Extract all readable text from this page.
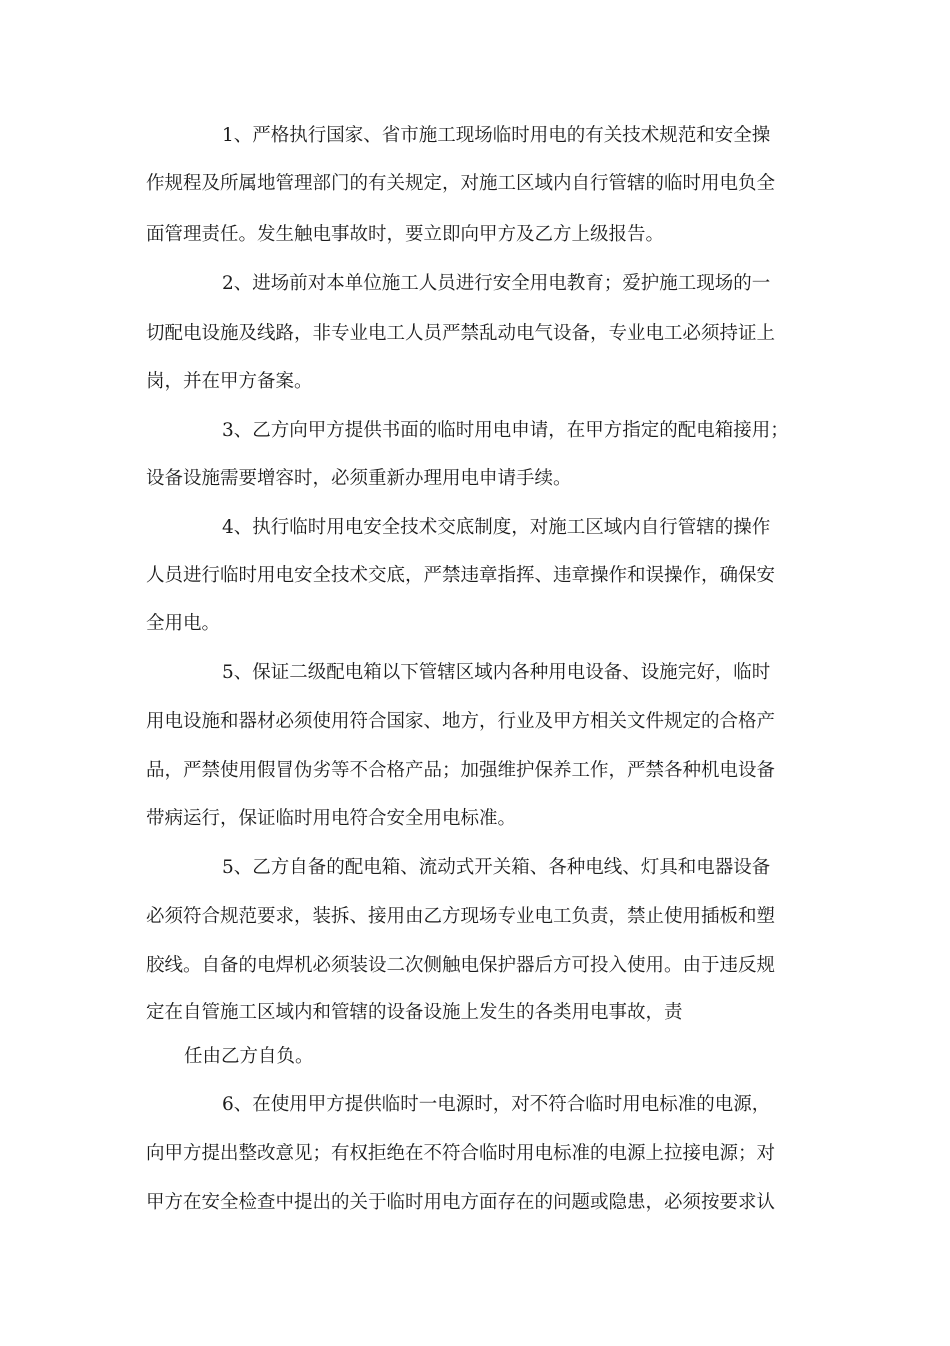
1、严格执行国家、省市施工现场临时用电的有关技术规范和安全操
作规程及所属地管理部门的有关规定，对施工区域内自行管辖的临时用电负全
面管理责任。发生触电事故时，要立即向甲方及乙方上级报告。
2、进场前对本单位施工人员进行安全用电教育；爱护施工现场的一
切配电设施及线路，非专业电工人员严禁乱动电气设备，专业电工必须持证上
岗，并在甲方备案。
3、乙方向甲方提供书面的临时用电申请，在甲方指定的配电箱接用；
设备设施需要增容时，必须重新办理用电申请手续。
4、执行临时用电安全技术交底制度，对施工区域内自行管辖的操作
人员进行临时用电安全技术交底，严禁违章指挥、违章操作和误操作，确保安
全用电。
5、保证二级配电箱以下管辖区域内各种用电设备、设施完好，临时
用电设施和器材必须使用符合国家、地方，行业及甲方相关文件规定的合格产
品，严禁使用假冒伪劣等不合格产品；加强维护保养工作，严禁各种机电设备
带病运行，保证临时用电符合安全用电标准。
5、乙方自备的配电箱、流动式开关箱、各种电线、灯具和电器设备
必须符合规范要求，装拆、接用由乙方现场专业电工负责，禁止使用插板和塑
胶线。自备的电焊机必须装设二次侧触电保护器后方可投入使用。由于违反规
定在自管施工区域内和管辖的设备设施上发生的各类用电事故，责
任由乙方自负。
6、在使用甲方提供临时一电源时，对不符合临时用电标准的电源，
向甲方提出整改意见；有权拒绝在不符合临时用电标准的电源上拉接电源；对
甲方在安全检查中提出的关于临时用电方面存在的问题或隐患，必须按要求认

────

• EXERCISE REQUIREMENTS
Your task is to set down the records shown above exactly, minus any pictures.

• RESPONSE TO THE EXERCISE
Extract all readable text from this page.
1、严格执行国家、省市施工现场临时用电的有关技术规范和安全操
作规程及所属地管理部门的有关规定，对施工区域内自行管辖的临时用电负全
面管理责任。发生触电事故时，要立即向甲方及乙方上级报告。
2、进场前对本单位施工人员进行安全用电教育；爱护施工现场的一
切配电设施及线路，非专业电工人员严禁乱动电气设备，专业电工必须持证上
岗，并在甲方备案。
3、乙方向甲方提供书面的临时用电申请，在甲方指定的配电箱接用；
设备设施需要增容时，必须重新办理用电申请手续。
4、执行临时用电安全技术交底制度，对施工区域内自行管辖的操作
人员进行临时用电安全技术交底，严禁违章指挥、违章操作和误操作，确保安
全用电。
5、保证二级配电箱以下管辖区域内各种用电设备、设施完好，临时
用电设施和器材必须使用符合国家、地方，行业及甲方相关文件规定的合格产
品，严禁使用假冒伪劣等不合格产品；加强维护保养工作，严禁各种机电设备
带病运行，保证临时用电符合安全用电标准。
5、乙方自备的配电箱、流动式开关箱、各种电线、灯具和电器设备
必须符合规范要求，装拆、接用由乙方现场专业电工负责，禁止使用插板和塑
胶线。自备的电焊机必须装设二次侧触电保护器后方可投入使用。由于违反规
定在自管施工区域内和管辖的设备设施上发生的各类用电事故，责
任由乙方自负。
6、在使用甲方提供临时一电源时，对不符合临时用电标准的电源，
向甲方提出整改意见；有权拒绝在不符合临时用电标准的电源上拉接电源；对
甲方在安全检查中提出的关于临时用电方面存在的问题或隐患，必须按要求认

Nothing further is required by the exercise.